Wherever a line in the records contains the word "matched", return that line.
Start of Data
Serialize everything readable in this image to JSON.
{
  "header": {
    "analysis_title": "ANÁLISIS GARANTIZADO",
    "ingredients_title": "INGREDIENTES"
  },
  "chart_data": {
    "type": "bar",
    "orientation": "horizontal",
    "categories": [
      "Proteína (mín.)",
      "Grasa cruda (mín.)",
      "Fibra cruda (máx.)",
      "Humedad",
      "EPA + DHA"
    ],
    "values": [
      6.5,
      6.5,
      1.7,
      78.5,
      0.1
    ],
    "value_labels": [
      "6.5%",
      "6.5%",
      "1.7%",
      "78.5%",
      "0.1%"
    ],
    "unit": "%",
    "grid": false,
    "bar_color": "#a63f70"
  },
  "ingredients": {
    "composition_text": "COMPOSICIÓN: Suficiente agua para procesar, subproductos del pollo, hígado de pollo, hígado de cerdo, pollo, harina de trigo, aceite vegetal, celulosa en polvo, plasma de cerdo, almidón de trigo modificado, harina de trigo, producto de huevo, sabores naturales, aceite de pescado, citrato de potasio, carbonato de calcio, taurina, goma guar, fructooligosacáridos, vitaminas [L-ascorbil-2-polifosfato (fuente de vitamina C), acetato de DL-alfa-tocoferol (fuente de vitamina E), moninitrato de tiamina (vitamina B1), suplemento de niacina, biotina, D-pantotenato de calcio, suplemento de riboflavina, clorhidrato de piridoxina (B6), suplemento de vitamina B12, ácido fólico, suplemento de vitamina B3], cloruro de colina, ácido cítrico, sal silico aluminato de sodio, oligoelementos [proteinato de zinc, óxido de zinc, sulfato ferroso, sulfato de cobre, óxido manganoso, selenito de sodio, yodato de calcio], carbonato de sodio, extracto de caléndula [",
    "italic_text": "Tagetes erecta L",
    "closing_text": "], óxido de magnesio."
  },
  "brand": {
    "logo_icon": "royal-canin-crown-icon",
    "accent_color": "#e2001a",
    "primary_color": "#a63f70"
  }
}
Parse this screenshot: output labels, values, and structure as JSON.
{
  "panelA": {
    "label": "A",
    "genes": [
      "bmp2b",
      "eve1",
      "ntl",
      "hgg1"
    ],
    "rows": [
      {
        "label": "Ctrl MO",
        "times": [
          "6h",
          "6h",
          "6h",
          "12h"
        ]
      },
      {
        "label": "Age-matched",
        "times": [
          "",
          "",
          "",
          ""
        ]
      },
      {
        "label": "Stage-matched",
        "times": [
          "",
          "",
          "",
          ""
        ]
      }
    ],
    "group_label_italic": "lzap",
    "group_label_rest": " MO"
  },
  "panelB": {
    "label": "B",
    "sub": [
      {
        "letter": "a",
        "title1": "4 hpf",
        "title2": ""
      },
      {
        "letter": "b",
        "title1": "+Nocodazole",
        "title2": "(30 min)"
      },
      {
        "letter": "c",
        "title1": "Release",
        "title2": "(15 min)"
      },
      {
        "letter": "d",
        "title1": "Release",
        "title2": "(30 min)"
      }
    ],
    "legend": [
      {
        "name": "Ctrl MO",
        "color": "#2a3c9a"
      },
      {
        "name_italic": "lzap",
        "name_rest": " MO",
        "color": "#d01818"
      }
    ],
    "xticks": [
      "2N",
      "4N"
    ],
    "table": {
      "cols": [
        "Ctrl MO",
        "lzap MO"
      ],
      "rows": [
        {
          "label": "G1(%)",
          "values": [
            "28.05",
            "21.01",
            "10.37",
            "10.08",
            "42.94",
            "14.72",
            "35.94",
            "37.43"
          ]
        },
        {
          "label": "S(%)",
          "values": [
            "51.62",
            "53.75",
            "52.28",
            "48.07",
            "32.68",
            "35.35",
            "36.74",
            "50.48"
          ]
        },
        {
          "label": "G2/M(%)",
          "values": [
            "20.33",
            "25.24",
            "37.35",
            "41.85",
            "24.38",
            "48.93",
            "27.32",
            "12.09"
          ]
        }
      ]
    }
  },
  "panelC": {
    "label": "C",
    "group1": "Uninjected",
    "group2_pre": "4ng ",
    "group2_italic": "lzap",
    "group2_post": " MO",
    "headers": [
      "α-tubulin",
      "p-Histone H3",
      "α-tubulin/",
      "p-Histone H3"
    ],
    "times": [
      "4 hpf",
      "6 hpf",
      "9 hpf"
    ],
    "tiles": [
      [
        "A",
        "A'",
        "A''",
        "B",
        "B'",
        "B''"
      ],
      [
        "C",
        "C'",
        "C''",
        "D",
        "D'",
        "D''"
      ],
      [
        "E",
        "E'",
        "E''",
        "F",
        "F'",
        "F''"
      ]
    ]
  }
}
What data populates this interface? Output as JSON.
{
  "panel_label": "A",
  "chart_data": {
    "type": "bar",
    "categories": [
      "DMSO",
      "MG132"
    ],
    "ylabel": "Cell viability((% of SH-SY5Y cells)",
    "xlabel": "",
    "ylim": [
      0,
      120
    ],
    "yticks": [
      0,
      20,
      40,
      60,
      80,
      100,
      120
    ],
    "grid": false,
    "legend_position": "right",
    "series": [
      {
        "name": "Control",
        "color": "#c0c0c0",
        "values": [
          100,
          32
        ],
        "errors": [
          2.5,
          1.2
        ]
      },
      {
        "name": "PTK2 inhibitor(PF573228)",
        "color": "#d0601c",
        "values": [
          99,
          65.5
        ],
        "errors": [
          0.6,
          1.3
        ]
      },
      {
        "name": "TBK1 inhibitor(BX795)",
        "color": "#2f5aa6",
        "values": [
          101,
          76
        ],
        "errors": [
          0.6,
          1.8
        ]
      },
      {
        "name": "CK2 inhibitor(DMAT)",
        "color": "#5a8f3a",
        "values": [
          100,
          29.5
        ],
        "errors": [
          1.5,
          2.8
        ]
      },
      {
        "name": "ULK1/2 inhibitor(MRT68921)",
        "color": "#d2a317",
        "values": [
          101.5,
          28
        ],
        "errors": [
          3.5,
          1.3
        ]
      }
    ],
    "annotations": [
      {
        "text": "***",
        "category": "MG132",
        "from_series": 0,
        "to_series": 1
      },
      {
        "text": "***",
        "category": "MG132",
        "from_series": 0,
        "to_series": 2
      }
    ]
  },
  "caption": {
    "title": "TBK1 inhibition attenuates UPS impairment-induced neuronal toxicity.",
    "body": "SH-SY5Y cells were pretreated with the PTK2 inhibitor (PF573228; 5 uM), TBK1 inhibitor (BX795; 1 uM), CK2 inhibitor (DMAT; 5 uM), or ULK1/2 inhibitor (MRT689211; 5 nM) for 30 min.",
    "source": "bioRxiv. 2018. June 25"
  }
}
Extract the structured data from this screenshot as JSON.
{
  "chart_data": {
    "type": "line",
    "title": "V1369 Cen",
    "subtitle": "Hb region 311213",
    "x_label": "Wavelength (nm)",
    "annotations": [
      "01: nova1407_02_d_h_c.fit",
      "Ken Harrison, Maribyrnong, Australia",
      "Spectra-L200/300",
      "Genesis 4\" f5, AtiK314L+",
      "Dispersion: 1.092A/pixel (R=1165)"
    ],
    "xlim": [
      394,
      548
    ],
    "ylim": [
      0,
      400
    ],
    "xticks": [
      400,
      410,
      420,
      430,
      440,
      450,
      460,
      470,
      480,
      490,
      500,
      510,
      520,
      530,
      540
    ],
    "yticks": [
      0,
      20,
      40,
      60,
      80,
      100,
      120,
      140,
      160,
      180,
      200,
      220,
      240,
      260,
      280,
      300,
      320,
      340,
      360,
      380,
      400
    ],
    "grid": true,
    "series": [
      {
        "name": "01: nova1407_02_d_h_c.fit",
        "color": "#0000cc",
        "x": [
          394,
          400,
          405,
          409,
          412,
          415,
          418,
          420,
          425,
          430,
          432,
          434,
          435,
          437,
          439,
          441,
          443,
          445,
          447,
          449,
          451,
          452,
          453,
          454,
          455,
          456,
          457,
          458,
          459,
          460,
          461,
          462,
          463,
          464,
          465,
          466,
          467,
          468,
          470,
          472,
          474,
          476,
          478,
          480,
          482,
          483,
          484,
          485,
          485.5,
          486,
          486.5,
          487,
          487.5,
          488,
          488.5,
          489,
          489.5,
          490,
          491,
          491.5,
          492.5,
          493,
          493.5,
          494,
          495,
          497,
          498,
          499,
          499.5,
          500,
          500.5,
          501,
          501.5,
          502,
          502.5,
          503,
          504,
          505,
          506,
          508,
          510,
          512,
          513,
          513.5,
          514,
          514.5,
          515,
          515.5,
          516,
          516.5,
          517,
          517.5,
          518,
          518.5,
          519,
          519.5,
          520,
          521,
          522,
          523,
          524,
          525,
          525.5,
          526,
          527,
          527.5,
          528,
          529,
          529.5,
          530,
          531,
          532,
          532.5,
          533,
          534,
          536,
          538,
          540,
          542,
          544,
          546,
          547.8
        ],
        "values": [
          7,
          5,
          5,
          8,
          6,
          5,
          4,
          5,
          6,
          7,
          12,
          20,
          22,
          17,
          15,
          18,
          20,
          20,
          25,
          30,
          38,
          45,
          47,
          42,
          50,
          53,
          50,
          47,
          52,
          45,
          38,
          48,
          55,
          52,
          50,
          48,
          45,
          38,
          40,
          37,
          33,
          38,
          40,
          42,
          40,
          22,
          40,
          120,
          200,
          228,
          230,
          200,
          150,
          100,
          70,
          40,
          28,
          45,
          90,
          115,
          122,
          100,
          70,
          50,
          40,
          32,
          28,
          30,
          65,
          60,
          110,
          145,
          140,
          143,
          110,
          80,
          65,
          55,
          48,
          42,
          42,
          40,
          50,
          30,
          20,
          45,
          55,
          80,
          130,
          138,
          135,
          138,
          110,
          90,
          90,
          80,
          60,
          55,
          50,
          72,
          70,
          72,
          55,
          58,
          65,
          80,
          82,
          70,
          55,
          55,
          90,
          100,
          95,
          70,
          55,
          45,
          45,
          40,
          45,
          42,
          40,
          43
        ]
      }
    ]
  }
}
End of Data
Written response
        "label": "Age-matched",
        "label": "Stage-matched",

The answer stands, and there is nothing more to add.